begin AVAILABLE DATA

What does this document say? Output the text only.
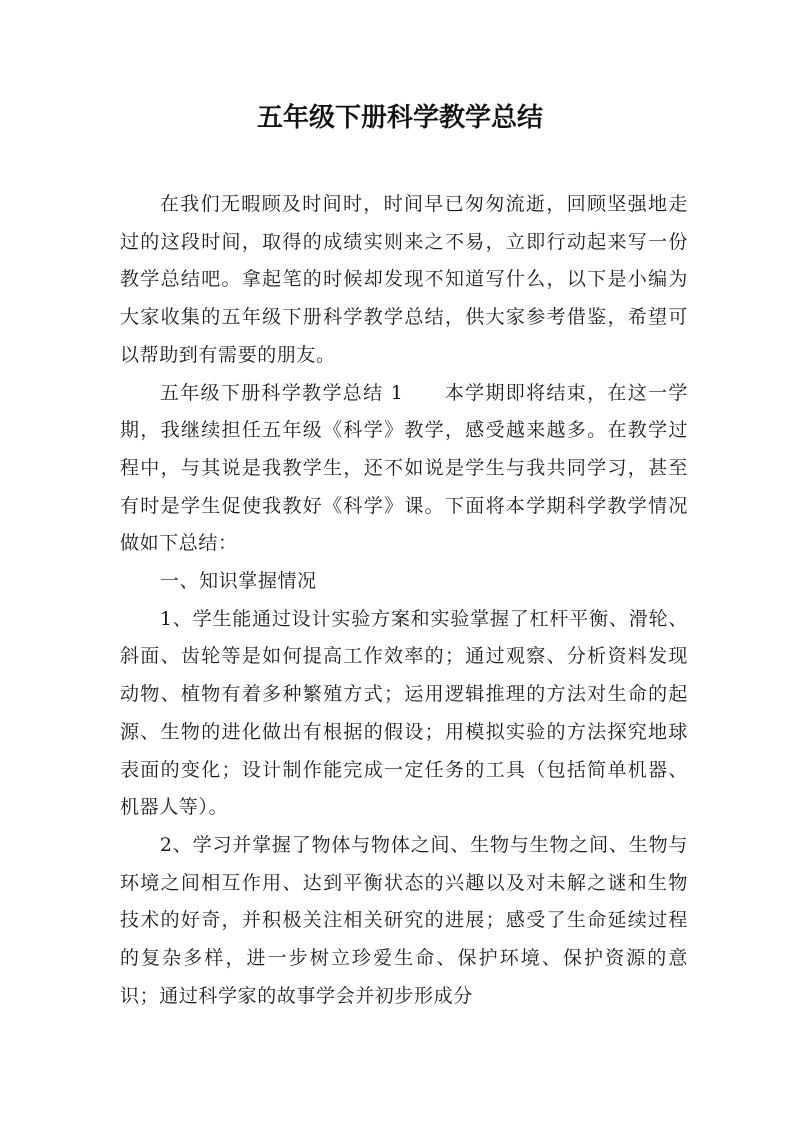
五年级下册科学教学总结

在我们无暇顾及时间时，时间早已匆匆流逝，回顾坚强地走过的这段时间，取得的成绩实则来之不易，立即行动起来写一份教学总结吧。拿起笔的时候却发现不知道写什么，以下是小编为大家收集的五年级下册科学教学总结，供大家参考借鉴，希望可以帮助到有需要的朋友。

五年级下册科学教学总结 1　　本学期即将结束，在这一学期，我继续担任五年级《科学》教学，感受越来越多。在教学过程中，与其说是我教学生，还不如说是学生与我共同学习，甚至有时是学生促使我教好《科学》课。下面将本学期科学教学情况做如下总结：

一、知识掌握情况

1、学生能通过设计实验方案和实验掌握了杠杆平衡、滑轮、斜面、齿轮等是如何提高工作效率的；通过观察、分析资料发现动物、植物有着多种繁殖方式；运用逻辑推理的方法对生命的起源、生物的进化做出有根据的假设；用模拟实验的方法探究地球表面的变化；设计制作能完成一定任务的工具（包括简单机器、机器人等）。

2、学习并掌握了物体与物体之间、生物与生物之间、生物与环境之间相互作用、达到平衡状态的兴趣以及对未解之谜和生物技术的好奇，并积极关注相关研究的进展；感受了生命延续过程的复杂多样，进一步树立珍爱生命、保护环境、保护资源的意识；通过科学家的故事学会并初步形成分
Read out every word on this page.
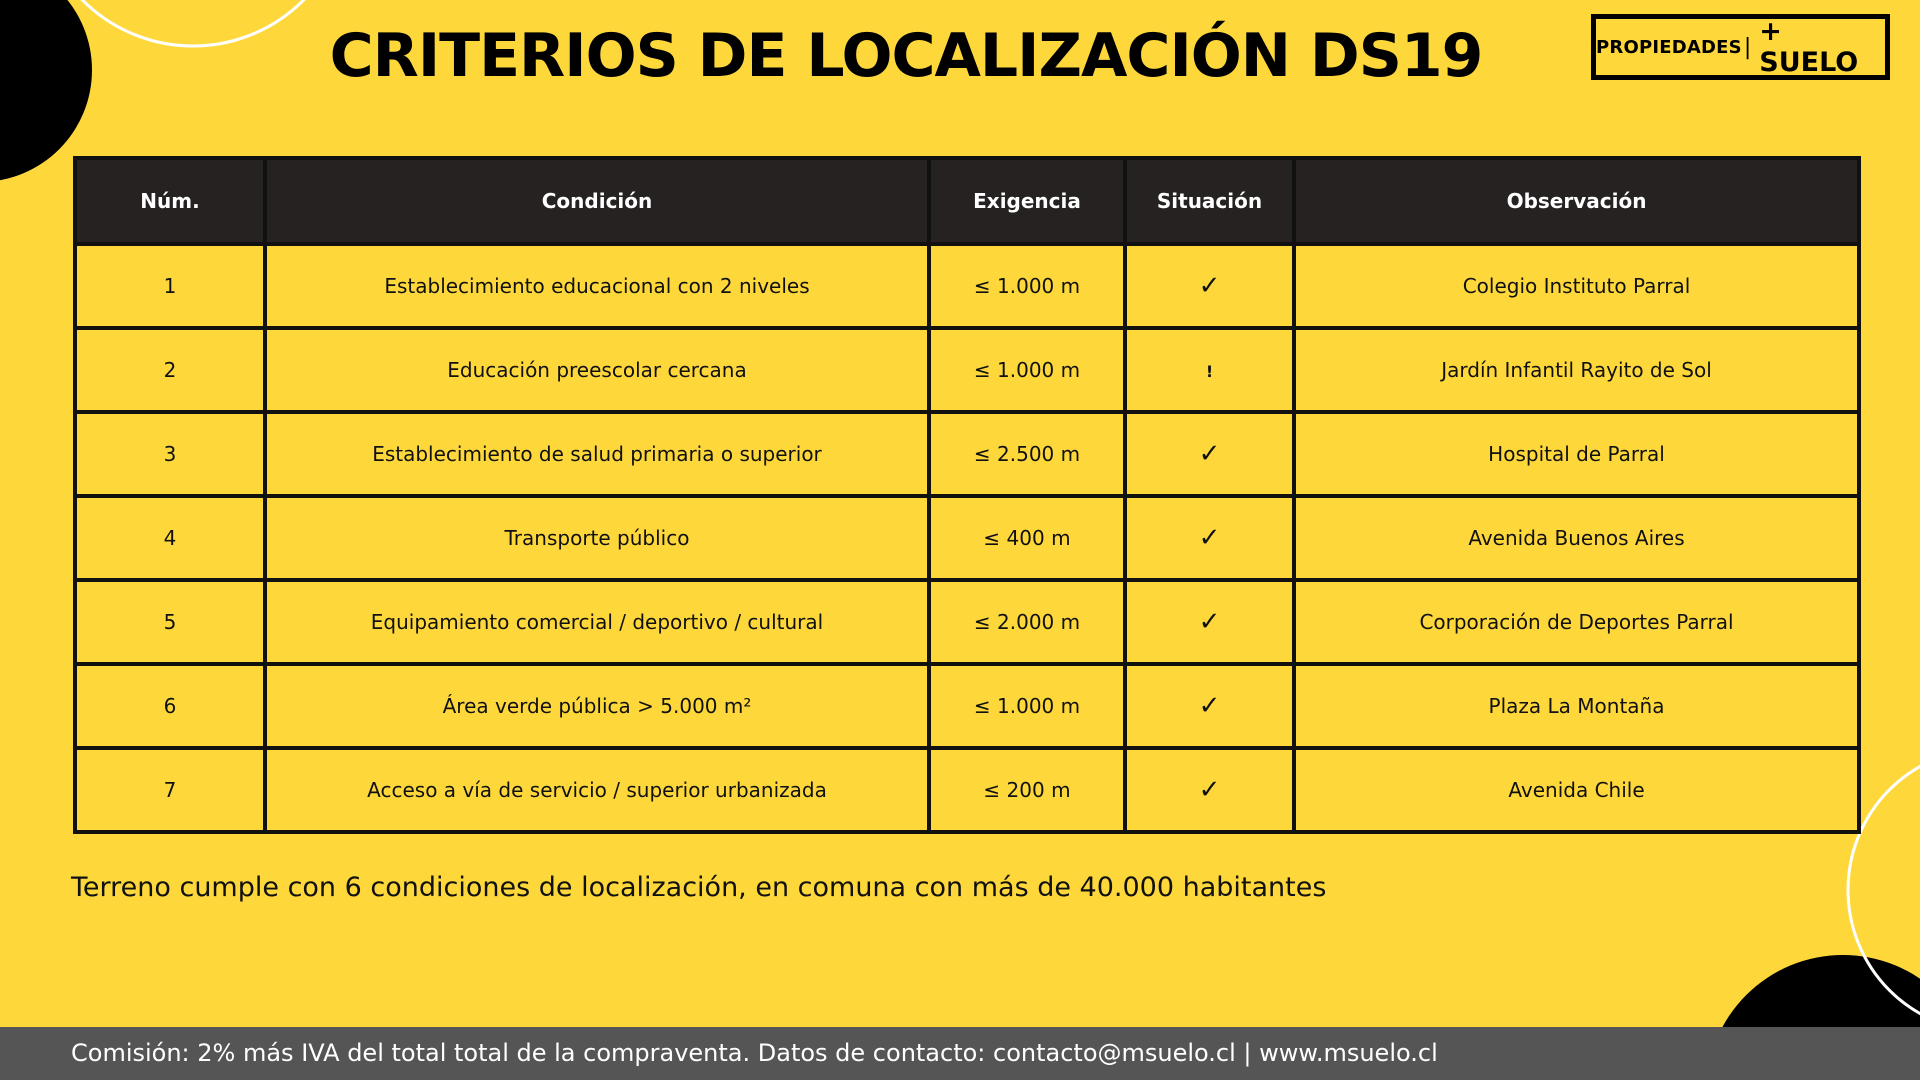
CRITERIOS DE LOCALIZACIÓN DS19	PROPIEDADES | + SUELO
Núm.	Condición	Exigencia	Situación	Observación
1	Establecimiento educacional con 2 niveles	≤ 1.000 m	✓	Colegio Instituto Parral
2	Educación preescolar cercana	≤ 1.000 m	!	Jardín Infantil Rayito de Sol
3	Establecimiento de salud primaria o superior	≤ 2.500 m	✓	Hospital de Parral
4	Transporte público	≤ 400 m	✓	Avenida Buenos Aires
5	Equipamiento comercial / deportivo / cultural	≤ 2.000 m	✓	Corporación de Deportes Parral
6	Área verde pública > 5.000 m²	≤ 1.000 m	✓	Plaza La Montaña
7	Acceso a vía de servicio / superior urbanizada	≤ 200 m	✓	Avenida Chile

Terreno cumple con 6 condiciones de localización, en comuna con más de 40.000 habitantes

Comisión: 2% más IVA del total total de la compraventa. Datos de contacto: contacto@msuelo.cl | www.msuelo.cl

end AVAILABLE DATA

Write out every entry again word for word, without any of the pictures.

— EXPECTED OUTPUT —
What does this document say? Output the text only.
五年级下册科学教学总结

在我们无暇顾及时间时，时间早已匆匆流逝，回顾坚强地走过的这段时间，取得的成绩实则来之不易，立即行动起来写一份教学总结吧。拿起笔的时候却发现不知道写什么，以下是小编为大家收集的五年级下册科学教学总结，供大家参考借鉴，希望可以帮助到有需要的朋友。

五年级下册科学教学总结 1　　本学期即将结束，在这一学期，我继续担任五年级《科学》教学，感受越来越多。在教学过程中，与其说是我教学生，还不如说是学生与我共同学习，甚至有时是学生促使我教好《科学》课。下面将本学期科学教学情况做如下总结：

一、知识掌握情况

1、学生能通过设计实验方案和实验掌握了杠杆平衡、滑轮、斜面、齿轮等是如何提高工作效率的；通过观察、分析资料发现动物、植物有着多种繁殖方式；运用逻辑推理的方法对生命的起源、生物的进化做出有根据的假设；用模拟实验的方法探究地球表面的变化；设计制作能完成一定任务的工具（包括简单机器、机器人等）。

2、学习并掌握了物体与物体之间、生物与生物之间、生物与环境之间相互作用、达到平衡状态的兴趣以及对未解之谜和生物技术的好奇，并积极关注相关研究的进展；感受了生命延续过程的复杂多样，进一步树立珍爱生命、保护环境、保护资源的意识；通过科学家的故事学会并初步形成分
Read out every word on this page.
CRITERIOS DE LOCALIZACIÓN DS19	PROPIEDADES | + SUELO
Núm.	Condición	Exigencia	Situación	Observación
1	Establecimiento educacional con 2 niveles	≤ 1.000 m	✓	Colegio Instituto Parral
2	Educación preescolar cercana	≤ 1.000 m	!	Jardín Infantil Rayito de Sol
3	Establecimiento de salud primaria o superior	≤ 2.500 m	✓	Hospital de Parral
4	Transporte público	≤ 400 m	✓	Avenida Buenos Aires
5	Equipamiento comercial / deportivo / cultural	≤ 2.000 m	✓	Corporación de Deportes Parral
6	Área verde pública > 5.000 m²	≤ 1.000 m	✓	Plaza La Montaña
7	Acceso a vía de servicio / superior urbanizada	≤ 200 m	✓	Avenida Chile

Terreno cumple con 6 condiciones de localización, en comuna con más de 40.000 habitantes

Comisión: 2% más IVA del total total de la compraventa. Datos de contacto: contacto@msuelo.cl | www.msuelo.cl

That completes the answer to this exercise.